» Task set:
1) In the passage on how investors perceive market risk, how often can perma-bullish analysts be sure of being right by staying bullish no matter what happens?
2) Summarize the passage on how investors perceive market risk in two sentences.
3) Write the next part of the passage on how investors perceive market risk, continuing from its final sentence.

» Text under study:
*-*-*

It is always amazing to observe how people become less risk averse after risk has markedly increased and more risk averse after it has markedly decreased. The stock market is held to be 'safe' after it has risen for many weeks or months, while it is considered 'risky' after it has declined. The bigger the rally, the safer the waters are deemed to be, and the opposite holds for declines. One term that is associated in peoples' minds with rising prices is 'certainty'. For some reason, rising prices are held to indicate a more 'certain' future, which one can look forward to with more 'confidence'. 'Uncertainty' by contrast is associated with downside volatility in stocks. In reality, the future is always uncertain. Most people seem to regard accidental participation in a bull market cycle with as a kind of guarantee of a bright future, when all that really happened is that they got temporarily lucky. Perma-bullish analysts like Laszlo Birinyi or Abby Joseph Cohen can be sure that they will be right 66% of the time by simply staying bullish no matter what happens. This utter disregard of the risk-reward equation can occasionally lead to costly experiences for their followers when the markets decline.

*-*-*

» Extracted information:
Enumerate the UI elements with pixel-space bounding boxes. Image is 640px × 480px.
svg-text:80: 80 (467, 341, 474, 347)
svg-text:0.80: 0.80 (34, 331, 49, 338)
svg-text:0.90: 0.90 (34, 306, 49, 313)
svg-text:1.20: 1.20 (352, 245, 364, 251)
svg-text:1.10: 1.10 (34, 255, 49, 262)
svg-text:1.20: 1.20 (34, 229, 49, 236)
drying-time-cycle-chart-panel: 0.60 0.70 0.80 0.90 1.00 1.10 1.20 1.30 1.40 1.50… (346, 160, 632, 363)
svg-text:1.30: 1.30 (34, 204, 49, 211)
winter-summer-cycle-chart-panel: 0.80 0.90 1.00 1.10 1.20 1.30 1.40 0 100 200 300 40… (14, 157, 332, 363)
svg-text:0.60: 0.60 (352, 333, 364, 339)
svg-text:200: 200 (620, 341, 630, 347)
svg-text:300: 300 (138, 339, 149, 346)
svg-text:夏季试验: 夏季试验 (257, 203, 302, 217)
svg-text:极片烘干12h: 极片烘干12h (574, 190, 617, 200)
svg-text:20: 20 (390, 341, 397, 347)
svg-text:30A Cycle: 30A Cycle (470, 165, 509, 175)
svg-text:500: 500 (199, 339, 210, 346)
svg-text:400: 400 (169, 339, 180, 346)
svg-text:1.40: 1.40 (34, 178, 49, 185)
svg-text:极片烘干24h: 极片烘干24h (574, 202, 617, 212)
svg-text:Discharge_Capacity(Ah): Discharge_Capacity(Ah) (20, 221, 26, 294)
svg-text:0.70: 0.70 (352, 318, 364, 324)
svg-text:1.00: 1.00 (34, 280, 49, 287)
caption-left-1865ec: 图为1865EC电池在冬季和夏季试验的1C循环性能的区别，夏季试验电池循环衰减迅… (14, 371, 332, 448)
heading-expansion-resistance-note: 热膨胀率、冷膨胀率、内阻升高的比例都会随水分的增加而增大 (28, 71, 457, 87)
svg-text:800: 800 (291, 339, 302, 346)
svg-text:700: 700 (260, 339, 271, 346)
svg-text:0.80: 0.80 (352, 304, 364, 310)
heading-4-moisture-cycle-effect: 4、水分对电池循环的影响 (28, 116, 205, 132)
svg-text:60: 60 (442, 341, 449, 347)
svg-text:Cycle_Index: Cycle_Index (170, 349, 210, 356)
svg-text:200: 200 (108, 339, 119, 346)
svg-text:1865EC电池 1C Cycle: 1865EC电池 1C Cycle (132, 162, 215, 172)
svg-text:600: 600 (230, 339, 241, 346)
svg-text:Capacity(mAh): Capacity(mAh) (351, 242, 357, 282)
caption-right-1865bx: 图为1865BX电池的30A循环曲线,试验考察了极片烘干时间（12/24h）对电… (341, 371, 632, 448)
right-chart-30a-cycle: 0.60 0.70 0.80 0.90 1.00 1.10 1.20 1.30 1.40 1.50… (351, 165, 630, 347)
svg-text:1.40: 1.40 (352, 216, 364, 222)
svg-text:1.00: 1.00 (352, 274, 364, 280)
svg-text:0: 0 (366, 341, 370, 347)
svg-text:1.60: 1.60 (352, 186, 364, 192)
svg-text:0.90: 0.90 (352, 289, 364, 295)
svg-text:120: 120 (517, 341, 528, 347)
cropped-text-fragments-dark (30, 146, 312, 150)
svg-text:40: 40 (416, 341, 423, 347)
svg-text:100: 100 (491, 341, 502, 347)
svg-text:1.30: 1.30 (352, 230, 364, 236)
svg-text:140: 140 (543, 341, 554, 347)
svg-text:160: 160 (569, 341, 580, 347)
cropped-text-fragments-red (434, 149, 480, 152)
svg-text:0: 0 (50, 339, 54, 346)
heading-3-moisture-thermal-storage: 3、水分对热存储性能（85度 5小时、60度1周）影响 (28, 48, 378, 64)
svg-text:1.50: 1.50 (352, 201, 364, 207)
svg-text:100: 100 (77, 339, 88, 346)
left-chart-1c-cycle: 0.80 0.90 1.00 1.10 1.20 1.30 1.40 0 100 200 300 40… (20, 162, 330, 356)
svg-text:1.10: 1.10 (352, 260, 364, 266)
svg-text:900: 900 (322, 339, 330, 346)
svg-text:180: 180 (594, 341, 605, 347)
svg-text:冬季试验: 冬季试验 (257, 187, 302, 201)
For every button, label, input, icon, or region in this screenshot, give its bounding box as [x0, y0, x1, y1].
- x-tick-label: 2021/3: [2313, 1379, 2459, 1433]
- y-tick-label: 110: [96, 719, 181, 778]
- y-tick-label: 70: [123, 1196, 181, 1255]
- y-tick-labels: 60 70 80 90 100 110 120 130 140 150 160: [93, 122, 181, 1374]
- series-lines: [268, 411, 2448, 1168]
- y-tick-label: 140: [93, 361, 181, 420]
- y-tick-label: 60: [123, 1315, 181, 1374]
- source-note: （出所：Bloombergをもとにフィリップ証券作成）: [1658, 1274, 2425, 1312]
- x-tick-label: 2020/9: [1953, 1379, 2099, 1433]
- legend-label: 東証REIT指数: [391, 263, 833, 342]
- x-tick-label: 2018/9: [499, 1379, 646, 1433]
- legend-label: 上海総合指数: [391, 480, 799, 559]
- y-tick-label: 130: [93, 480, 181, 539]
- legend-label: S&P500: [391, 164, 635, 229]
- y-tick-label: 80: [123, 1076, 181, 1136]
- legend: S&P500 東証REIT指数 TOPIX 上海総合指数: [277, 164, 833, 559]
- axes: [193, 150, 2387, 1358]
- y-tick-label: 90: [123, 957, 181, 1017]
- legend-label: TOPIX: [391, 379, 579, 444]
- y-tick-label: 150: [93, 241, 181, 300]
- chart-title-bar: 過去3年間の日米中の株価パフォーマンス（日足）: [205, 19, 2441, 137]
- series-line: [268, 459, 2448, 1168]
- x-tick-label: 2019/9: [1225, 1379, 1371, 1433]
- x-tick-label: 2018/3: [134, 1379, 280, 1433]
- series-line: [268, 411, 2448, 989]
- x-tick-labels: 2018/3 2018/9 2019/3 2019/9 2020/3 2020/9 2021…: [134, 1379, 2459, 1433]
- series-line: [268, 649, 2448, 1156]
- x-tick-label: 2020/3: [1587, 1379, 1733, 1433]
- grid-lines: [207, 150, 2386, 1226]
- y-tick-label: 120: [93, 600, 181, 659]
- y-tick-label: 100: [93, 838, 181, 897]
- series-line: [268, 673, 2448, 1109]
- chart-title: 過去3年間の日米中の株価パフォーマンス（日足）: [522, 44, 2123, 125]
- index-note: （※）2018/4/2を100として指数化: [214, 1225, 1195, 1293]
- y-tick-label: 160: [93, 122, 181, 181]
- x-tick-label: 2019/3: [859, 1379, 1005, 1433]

*-*-*

» Outputs in order:
1) 66% of the time.

2) People tend to consider the stock market safe and the future more certain after prices have risen, and risky and uncertain after declines, even though the future is always uncertain. Analysts who stay permanently bullish can count on being right 66% of the time, but their disregard of the risk-reward equation can occasionally cost their followers when markets decline.

3)
Mark Twain once wrote that "History doesn't repeat itself, but it does rhyme." While this is a statement that is often thrown around by the media, economists and analysts - few of them actually heed the warning. It has been even worse for investors. Over the past 800 years of history we have watched one bubble after the next develop, and bust, devastating lives, savings and, in some cases, entire countries. Whether it has been a bubble created in emerging market debt, rail roads or tulip bulbs - the end result has always been the inevitable collapse as excesses are drained from the system.